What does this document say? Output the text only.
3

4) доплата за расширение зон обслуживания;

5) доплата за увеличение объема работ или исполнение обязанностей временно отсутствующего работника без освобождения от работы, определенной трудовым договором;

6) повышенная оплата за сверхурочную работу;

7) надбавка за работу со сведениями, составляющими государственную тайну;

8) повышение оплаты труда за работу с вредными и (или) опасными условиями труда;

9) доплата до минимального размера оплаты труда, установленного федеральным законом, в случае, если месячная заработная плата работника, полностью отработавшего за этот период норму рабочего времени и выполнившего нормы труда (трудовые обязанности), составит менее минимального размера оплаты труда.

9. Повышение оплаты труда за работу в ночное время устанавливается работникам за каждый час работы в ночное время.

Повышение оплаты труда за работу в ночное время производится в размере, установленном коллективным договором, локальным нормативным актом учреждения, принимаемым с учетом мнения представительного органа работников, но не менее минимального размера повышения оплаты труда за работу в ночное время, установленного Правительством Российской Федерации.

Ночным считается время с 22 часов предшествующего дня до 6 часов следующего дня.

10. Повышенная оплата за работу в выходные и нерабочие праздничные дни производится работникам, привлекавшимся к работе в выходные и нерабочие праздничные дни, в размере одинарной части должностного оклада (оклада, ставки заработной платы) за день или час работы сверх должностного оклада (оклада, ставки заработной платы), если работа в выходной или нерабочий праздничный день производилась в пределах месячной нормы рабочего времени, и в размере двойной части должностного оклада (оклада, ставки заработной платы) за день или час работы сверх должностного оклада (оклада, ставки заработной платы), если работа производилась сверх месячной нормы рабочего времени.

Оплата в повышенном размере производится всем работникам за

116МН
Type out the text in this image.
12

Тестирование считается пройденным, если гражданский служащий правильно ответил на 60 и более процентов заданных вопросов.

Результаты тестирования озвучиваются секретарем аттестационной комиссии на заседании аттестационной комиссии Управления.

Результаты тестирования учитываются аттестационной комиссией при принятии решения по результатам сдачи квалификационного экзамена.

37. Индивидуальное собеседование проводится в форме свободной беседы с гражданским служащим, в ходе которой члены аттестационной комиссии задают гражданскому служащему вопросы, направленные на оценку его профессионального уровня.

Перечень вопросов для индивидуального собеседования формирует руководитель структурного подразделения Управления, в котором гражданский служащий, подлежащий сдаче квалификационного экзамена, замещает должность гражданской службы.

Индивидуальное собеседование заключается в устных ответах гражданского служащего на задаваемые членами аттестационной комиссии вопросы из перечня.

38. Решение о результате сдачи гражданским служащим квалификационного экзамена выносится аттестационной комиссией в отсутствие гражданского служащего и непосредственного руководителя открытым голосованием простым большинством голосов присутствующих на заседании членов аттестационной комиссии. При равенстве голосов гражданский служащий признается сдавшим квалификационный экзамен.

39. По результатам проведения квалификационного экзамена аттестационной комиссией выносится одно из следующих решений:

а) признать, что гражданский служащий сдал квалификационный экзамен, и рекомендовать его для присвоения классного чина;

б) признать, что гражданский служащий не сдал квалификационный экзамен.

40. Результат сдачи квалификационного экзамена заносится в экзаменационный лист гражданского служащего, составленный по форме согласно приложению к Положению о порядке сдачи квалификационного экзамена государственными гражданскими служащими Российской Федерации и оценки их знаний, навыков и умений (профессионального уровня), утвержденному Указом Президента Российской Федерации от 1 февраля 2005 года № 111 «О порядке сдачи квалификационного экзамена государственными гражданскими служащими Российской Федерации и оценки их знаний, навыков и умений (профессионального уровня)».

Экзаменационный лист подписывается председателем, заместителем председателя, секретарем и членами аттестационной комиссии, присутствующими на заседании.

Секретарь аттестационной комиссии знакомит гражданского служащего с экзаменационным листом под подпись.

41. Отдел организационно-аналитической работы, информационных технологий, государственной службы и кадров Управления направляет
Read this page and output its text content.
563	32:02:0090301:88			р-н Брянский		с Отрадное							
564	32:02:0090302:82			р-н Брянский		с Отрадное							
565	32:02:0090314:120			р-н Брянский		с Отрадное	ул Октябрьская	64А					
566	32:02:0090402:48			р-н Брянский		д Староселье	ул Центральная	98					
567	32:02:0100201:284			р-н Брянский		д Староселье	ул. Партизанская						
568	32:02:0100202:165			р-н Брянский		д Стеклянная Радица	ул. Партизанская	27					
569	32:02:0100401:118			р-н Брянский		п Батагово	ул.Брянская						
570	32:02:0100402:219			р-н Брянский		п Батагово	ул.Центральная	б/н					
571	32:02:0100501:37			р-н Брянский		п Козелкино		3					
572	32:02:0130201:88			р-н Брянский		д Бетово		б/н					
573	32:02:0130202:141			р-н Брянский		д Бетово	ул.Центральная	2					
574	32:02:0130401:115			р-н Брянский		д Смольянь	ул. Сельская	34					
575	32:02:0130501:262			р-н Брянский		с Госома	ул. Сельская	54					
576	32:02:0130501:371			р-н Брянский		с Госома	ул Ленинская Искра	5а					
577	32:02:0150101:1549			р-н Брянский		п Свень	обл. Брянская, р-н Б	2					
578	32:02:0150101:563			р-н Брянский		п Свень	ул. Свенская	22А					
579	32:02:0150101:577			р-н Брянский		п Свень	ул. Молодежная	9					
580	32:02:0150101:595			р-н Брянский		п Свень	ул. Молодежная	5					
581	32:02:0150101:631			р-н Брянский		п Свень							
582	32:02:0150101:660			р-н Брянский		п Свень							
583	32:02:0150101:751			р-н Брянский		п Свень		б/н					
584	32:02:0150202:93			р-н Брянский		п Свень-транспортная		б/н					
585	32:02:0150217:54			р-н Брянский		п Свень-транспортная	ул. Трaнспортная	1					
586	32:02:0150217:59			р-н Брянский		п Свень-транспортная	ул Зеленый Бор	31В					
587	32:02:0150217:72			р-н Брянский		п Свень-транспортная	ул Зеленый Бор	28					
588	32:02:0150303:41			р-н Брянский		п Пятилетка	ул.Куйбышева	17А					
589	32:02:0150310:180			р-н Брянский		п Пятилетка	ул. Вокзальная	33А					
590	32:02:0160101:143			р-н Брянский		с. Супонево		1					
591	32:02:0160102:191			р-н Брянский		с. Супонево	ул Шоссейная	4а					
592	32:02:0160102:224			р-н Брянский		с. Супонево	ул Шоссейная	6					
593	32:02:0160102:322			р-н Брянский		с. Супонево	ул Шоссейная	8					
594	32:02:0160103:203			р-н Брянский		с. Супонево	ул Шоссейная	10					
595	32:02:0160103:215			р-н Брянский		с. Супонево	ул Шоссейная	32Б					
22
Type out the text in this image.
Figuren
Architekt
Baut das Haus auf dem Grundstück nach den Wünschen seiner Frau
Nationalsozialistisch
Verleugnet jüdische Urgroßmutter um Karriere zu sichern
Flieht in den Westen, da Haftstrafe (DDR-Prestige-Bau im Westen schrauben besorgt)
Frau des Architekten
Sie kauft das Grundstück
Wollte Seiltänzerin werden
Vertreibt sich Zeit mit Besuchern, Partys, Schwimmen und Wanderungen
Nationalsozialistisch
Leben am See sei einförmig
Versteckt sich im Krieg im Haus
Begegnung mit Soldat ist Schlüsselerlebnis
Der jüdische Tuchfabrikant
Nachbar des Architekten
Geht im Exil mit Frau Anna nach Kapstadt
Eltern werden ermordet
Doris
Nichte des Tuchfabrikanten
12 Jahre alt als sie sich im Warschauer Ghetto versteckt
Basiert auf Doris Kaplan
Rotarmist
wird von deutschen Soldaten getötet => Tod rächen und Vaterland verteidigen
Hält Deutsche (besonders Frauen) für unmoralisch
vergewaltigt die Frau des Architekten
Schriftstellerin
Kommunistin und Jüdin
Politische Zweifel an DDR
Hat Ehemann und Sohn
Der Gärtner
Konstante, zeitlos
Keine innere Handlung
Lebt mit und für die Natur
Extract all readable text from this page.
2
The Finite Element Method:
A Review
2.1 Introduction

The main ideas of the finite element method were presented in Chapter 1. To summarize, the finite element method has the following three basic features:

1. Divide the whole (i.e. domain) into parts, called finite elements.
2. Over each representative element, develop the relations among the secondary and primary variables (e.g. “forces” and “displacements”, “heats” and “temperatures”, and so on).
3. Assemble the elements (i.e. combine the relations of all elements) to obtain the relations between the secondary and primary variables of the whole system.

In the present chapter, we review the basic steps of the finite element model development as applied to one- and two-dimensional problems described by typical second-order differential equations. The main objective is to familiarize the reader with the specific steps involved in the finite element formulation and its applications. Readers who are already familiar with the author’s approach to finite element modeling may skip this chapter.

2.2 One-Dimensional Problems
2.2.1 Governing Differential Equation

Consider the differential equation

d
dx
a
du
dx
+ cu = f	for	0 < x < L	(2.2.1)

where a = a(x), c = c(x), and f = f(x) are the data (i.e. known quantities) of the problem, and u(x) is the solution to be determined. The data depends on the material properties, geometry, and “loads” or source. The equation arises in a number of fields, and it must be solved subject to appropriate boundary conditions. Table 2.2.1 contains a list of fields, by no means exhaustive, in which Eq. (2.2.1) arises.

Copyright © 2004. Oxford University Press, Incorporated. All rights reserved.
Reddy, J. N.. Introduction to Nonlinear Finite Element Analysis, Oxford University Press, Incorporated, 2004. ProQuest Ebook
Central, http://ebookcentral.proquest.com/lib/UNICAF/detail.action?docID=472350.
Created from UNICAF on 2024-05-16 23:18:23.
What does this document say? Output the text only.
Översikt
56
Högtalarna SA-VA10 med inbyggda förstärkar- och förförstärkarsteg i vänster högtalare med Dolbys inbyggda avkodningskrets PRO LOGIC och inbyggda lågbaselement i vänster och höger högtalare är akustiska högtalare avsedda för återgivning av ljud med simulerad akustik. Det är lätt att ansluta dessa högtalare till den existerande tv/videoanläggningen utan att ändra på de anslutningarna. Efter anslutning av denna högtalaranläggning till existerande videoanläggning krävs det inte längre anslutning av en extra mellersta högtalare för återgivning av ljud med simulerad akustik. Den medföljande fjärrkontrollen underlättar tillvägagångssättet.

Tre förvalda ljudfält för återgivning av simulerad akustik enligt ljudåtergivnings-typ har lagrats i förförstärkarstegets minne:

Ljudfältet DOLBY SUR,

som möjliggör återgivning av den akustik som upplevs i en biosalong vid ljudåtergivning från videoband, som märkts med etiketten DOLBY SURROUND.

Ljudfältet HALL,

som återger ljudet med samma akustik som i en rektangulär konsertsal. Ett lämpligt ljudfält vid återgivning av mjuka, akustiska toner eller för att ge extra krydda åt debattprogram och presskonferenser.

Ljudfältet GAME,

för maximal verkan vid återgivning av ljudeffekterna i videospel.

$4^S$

++++++++++++++++++++

In the records shown above, how many lines include the word "транспортная"? Answer with the number only.

§ Correct result: 4